TASK STATEMENT
Using the listing below, report all lines holding the word "Figura".

DATASET ENTRIES
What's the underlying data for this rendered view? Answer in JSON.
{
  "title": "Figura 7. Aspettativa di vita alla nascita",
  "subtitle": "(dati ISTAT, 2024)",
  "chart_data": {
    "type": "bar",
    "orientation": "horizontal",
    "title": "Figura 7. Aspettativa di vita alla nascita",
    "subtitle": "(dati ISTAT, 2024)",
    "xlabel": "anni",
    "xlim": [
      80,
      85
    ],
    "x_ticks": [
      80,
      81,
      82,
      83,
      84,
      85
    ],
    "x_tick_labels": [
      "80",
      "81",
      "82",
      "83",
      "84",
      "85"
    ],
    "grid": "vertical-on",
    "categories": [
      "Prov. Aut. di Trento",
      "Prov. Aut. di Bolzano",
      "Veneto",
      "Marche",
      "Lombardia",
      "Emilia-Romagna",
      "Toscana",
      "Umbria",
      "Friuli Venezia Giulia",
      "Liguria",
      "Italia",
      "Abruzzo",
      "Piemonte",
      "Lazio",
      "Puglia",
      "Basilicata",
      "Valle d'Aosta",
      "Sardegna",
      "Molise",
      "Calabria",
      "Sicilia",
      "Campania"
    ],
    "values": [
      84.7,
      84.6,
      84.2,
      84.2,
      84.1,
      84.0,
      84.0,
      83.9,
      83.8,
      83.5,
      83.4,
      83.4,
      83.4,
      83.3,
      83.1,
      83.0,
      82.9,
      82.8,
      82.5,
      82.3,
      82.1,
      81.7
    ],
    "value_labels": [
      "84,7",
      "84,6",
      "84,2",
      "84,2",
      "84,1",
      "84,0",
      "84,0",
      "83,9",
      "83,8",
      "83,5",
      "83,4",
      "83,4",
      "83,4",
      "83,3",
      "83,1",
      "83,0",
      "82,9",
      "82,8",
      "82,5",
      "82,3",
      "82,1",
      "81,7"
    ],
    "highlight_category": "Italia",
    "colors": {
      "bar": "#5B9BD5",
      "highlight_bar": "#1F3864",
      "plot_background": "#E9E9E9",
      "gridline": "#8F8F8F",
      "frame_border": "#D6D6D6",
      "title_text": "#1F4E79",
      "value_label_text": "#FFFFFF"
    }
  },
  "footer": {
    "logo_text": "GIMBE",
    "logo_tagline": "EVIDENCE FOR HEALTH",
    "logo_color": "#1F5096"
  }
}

EXERCISE OUTPUT
  "title": "Figura 7. Aspettativa di vita alla nascita",
    "title": "Figura 7. Aspettativa di vita alla nascita",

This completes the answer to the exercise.